(Figure record extracts)

▼

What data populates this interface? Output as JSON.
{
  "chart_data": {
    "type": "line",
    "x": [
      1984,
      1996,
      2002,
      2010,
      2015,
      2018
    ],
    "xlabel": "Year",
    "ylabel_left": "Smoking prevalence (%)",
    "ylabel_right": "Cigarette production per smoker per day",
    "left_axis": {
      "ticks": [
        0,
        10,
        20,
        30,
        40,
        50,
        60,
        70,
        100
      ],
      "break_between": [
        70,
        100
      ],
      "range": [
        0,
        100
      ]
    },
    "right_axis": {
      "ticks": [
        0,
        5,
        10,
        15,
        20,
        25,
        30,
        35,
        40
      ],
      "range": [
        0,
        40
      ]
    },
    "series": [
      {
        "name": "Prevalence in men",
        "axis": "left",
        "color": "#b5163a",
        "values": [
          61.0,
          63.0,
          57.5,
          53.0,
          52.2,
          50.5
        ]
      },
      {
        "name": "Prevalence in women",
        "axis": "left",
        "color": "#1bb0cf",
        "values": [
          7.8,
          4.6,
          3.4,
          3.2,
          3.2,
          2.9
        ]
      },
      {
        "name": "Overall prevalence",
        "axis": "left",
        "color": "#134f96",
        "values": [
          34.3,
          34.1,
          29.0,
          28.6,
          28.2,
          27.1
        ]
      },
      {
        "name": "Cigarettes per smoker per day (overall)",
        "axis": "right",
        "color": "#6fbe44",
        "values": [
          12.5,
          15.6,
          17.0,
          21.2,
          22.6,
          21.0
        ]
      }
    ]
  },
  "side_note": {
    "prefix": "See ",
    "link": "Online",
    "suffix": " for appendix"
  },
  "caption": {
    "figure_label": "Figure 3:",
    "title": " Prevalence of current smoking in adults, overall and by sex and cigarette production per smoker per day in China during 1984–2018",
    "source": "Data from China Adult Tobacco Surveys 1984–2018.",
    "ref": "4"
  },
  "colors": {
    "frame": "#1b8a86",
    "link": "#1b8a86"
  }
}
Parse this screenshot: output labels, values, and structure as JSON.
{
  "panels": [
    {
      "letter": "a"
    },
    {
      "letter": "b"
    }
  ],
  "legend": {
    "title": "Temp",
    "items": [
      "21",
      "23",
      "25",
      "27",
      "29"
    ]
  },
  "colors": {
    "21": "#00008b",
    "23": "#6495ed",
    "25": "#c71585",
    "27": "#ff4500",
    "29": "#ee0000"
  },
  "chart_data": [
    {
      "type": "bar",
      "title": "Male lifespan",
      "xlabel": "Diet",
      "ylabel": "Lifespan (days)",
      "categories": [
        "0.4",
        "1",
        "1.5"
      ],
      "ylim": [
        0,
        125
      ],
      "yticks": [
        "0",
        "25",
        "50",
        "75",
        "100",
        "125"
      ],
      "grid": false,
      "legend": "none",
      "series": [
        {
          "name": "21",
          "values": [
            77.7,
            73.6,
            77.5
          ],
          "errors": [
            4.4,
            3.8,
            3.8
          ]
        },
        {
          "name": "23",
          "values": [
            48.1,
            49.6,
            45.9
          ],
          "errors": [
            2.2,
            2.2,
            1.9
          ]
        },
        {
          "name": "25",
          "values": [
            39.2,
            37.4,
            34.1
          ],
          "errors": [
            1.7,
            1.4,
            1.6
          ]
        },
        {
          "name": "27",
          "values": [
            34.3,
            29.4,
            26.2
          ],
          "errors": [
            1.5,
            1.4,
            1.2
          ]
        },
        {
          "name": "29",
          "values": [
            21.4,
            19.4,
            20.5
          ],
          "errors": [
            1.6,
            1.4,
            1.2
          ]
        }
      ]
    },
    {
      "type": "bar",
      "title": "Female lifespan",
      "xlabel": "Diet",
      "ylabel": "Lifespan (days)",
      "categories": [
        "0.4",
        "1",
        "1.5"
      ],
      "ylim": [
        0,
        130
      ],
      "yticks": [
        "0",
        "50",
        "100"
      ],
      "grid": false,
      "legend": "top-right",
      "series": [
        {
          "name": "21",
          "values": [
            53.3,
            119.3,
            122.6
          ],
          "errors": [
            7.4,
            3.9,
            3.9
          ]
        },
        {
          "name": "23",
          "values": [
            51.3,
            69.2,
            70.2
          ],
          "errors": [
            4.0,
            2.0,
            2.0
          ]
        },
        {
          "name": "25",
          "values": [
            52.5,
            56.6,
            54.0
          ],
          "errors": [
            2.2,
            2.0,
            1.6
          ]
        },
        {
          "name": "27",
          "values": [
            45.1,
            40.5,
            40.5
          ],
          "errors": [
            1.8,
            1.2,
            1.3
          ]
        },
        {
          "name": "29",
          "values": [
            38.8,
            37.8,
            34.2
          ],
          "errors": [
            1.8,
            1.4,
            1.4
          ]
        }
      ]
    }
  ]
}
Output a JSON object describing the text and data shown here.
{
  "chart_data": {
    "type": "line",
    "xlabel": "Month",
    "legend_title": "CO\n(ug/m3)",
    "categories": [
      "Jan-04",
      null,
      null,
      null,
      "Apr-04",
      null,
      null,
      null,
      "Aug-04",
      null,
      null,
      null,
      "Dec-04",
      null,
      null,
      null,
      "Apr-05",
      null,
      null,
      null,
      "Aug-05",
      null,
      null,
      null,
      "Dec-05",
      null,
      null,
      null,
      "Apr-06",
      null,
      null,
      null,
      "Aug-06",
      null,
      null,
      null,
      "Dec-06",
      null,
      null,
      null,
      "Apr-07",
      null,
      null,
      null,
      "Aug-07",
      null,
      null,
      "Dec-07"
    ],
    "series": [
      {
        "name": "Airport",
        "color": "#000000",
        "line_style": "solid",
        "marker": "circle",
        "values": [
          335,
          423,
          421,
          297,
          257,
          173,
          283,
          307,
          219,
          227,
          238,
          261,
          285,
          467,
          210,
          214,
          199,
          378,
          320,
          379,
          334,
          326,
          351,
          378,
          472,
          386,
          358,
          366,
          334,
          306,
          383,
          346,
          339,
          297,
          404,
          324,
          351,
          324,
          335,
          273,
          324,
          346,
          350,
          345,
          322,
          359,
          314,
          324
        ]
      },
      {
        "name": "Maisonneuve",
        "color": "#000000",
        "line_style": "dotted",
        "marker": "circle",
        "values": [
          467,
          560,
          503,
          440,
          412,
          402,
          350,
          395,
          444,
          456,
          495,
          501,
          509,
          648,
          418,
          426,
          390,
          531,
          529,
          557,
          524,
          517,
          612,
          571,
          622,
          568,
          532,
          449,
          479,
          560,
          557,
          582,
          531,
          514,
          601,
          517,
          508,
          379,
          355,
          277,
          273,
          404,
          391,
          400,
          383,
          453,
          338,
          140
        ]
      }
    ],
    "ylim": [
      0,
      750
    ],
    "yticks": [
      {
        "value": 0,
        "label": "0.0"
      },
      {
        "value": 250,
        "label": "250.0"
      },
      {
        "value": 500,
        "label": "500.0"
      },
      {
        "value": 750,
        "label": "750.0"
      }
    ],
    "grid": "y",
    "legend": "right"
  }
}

▲

**Exercise brief**
Transcribe each entry exactly.

**Full answer**
What data populates this interface? Output as JSON.
{
  "chart_data": {
    "type": "line",
    "x": [
      1984,
      1996,
      2002,
      2010,
      2015,
      2018
    ],
    "xlabel": "Year",
    "ylabel_left": "Smoking prevalence (%)",
    "ylabel_right": "Cigarette production per smoker per day",
    "left_axis": {
      "ticks": [
        0,
        10,
        20,
        30,
        40,
        50,
        60,
        70,
        100
      ],
      "break_between": [
        70,
        100
      ],
      "range": [
        0,
        100
      ]
    },
    "right_axis": {
      "ticks": [
        0,
        5,
        10,
        15,
        20,
        25,
        30,
        35,
        40
      ],
      "range": [
        0,
        40
      ]
    },
    "series": [
      {
        "name": "Prevalence in men",
        "axis": "left",
        "color": "#b5163a",
        "values": [
          61.0,
          63.0,
          57.5,
          53.0,
          52.2,
          50.5
        ]
      },
      {
        "name": "Prevalence in women",
        "axis": "left",
        "color": "#1bb0cf",
        "values": [
          7.8,
          4.6,
          3.4,
          3.2,
          3.2,
          2.9
        ]
      },
      {
        "name": "Overall prevalence",
        "axis": "left",
        "color": "#134f96",
        "values": [
          34.3,
          34.1,
          29.0,
          28.6,
          28.2,
          27.1
        ]
      },
      {
        "name": "Cigarettes per smoker per day (overall)",
        "axis": "right",
        "color": "#6fbe44",
        "values": [
          12.5,
          15.6,
          17.0,
          21.2,
          22.6,
          21.0
        ]
      }
    ]
  },
  "side_note": {
    "prefix": "See ",
    "link": "Online",
    "suffix": " for appendix"
  },
  "caption": {
    "figure_label": "Figure 3:",
    "title": " Prevalence of current smoking in adults, overall and by sex and cigarette production per smoker per day in China during 1984–2018",
    "source": "Data from China Adult Tobacco Surveys 1984–2018.",
    "ref": "4"
  },
  "colors": {
    "frame": "#1b8a86",
    "link": "#1b8a86"
  }
}
Parse this screenshot: output labels, values, and structure as JSON.
{
  "panels": [
    {
      "letter": "a"
    },
    {
      "letter": "b"
    }
  ],
  "legend": {
    "title": "Temp",
    "items": [
      "21",
      "23",
      "25",
      "27",
      "29"
    ]
  },
  "colors": {
    "21": "#00008b",
    "23": "#6495ed",
    "25": "#c71585",
    "27": "#ff4500",
    "29": "#ee0000"
  },
  "chart_data": [
    {
      "type": "bar",
      "title": "Male lifespan",
      "xlabel": "Diet",
      "ylabel": "Lifespan (days)",
      "categories": [
        "0.4",
        "1",
        "1.5"
      ],
      "ylim": [
        0,
        125
      ],
      "yticks": [
        "0",
        "25",
        "50",
        "75",
        "100",
        "125"
      ],
      "grid": false,
      "legend": "none",
      "series": [
        {
          "name": "21",
          "values": [
            77.7,
            73.6,
            77.5
          ],
          "errors": [
            4.4,
            3.8,
            3.8
          ]
        },
        {
          "name": "23",
          "values": [
            48.1,
            49.6,
            45.9
          ],
          "errors": [
            2.2,
            2.2,
            1.9
          ]
        },
        {
          "name": "25",
          "values": [
            39.2,
            37.4,
            34.1
          ],
          "errors": [
            1.7,
            1.4,
            1.6
          ]
        },
        {
          "name": "27",
          "values": [
            34.3,
            29.4,
            26.2
          ],
          "errors": [
            1.5,
            1.4,
            1.2
          ]
        },
        {
          "name": "29",
          "values": [
            21.4,
            19.4,
            20.5
          ],
          "errors": [
            1.6,
            1.4,
            1.2
          ]
        }
      ]
    },
    {
      "type": "bar",
      "title": "Female lifespan",
      "xlabel": "Diet",
      "ylabel": "Lifespan (days)",
      "categories": [
        "0.4",
        "1",
        "1.5"
      ],
      "ylim": [
        0,
        130
      ],
      "yticks": [
        "0",
        "50",
        "100"
      ],
      "grid": false,
      "legend": "top-right",
      "series": [
        {
          "name": "21",
          "values": [
            53.3,
            119.3,
            122.6
          ],
          "errors": [
            7.4,
            3.9,
            3.9
          ]
        },
        {
          "name": "23",
          "values": [
            51.3,
            69.2,
            70.2
          ],
          "errors": [
            4.0,
            2.0,
            2.0
          ]
        },
        {
          "name": "25",
          "values": [
            52.5,
            56.6,
            54.0
          ],
          "errors": [
            2.2,
            2.0,
            1.6
          ]
        },
        {
          "name": "27",
          "values": [
            45.1,
            40.5,
            40.5
          ],
          "errors": [
            1.8,
            1.2,
            1.3
          ]
        },
        {
          "name": "29",
          "values": [
            38.8,
            37.8,
            34.2
          ],
          "errors": [
            1.8,
            1.4,
            1.4
          ]
        }
      ]
    }
  ]
}
Output a JSON object describing the text and data shown here.
{
  "chart_data": {
    "type": "line",
    "xlabel": "Month",
    "legend_title": "CO\n(ug/m3)",
    "categories": [
      "Jan-04",
      null,
      null,
      null,
      "Apr-04",
      null,
      null,
      null,
      "Aug-04",
      null,
      null,
      null,
      "Dec-04",
      null,
      null,
      null,
      "Apr-05",
      null,
      null,
      null,
      "Aug-05",
      null,
      null,
      null,
      "Dec-05",
      null,
      null,
      null,
      "Apr-06",
      null,
      null,
      null,
      "Aug-06",
      null,
      null,
      null,
      "Dec-06",
      null,
      null,
      null,
      "Apr-07",
      null,
      null,
      null,
      "Aug-07",
      null,
      null,
      "Dec-07"
    ],
    "series": [
      {
        "name": "Airport",
        "color": "#000000",
        "line_style": "solid",
        "marker": "circle",
        "values": [
          335,
          423,
          421,
          297,
          257,
          173,
          283,
          307,
          219,
          227,
          238,
          261,
          285,
          467,
          210,
          214,
          199,
          378,
          320,
          379,
          334,
          326,
          351,
          378,
          472,
          386,
          358,
          366,
          334,
          306,
          383,
          346,
          339,
          297,
          404,
          324,
          351,
          324,
          335,
          273,
          324,
          346,
          350,
          345,
          322,
          359,
          314,
          324
        ]
      },
      {
        "name": "Maisonneuve",
        "color": "#000000",
        "line_style": "dotted",
        "marker": "circle",
        "values": [
          467,
          560,
          503,
          440,
          412,
          402,
          350,
          395,
          444,
          456,
          495,
          501,
          509,
          648,
          418,
          426,
          390,
          531,
          529,
          557,
          524,
          517,
          612,
          571,
          622,
          568,
          532,
          449,
          479,
          560,
          557,
          582,
          531,
          514,
          601,
          517,
          508,
          379,
          355,
          277,
          273,
          404,
          391,
          400,
          383,
          453,
          338,
          140
        ]
      }
    ],
    "ylim": [
      0,
      750
    ],
    "yticks": [
      {
        "value": 0,
        "label": "0.0"
      },
      {
        "value": 250,
        "label": "250.0"
      },
      {
        "value": 500,
        "label": "500.0"
      },
      {
        "value": 750,
        "label": "750.0"
      }
    ],
    "grid": "y",
    "legend": "right"
  }
}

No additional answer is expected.